__Given request__. Return the complete listing that follows, with each line reproduced exactly.

— begin Material supplied —

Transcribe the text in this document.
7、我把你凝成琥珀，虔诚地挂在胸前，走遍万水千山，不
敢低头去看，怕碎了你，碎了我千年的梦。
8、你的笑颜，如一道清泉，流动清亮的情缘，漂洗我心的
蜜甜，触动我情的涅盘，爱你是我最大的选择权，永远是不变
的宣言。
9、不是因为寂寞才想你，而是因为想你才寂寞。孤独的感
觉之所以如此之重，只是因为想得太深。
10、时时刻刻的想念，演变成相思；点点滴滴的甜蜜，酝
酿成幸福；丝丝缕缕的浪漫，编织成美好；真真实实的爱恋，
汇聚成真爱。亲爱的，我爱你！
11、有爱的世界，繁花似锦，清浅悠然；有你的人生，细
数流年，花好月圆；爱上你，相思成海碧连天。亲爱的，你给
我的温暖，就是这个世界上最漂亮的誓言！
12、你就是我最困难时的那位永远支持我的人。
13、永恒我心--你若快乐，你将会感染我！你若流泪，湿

— end Material supplied —

__Response to the exercise__.
Transcribe the text in this document.
7、我把你凝成琥珀，虔诚地挂在胸前，走遍万水千山，不
敢低头去看，怕碎了你，碎了我千年的梦。
8、你的笑颜，如一道清泉，流动清亮的情缘，漂洗我心的
蜜甜，触动我情的涅盘，爱你是我最大的选择权，永远是不变
的宣言。
9、不是因为寂寞才想你，而是因为想你才寂寞。孤独的感
觉之所以如此之重，只是因为想得太深。
10、时时刻刻的想念，演变成相思；点点滴滴的甜蜜，酝
酿成幸福；丝丝缕缕的浪漫，编织成美好；真真实实的爱恋，
汇聚成真爱。亲爱的，我爱你！
11、有爱的世界，繁花似锦，清浅悠然；有你的人生，细
数流年，花好月圆；爱上你，相思成海碧连天。亲爱的，你给
我的温暖，就是这个世界上最漂亮的誓言！
12、你就是我最困难时的那位永远支持我的人。
13、永恒我心--你若快乐，你将会感染我！你若流泪，湿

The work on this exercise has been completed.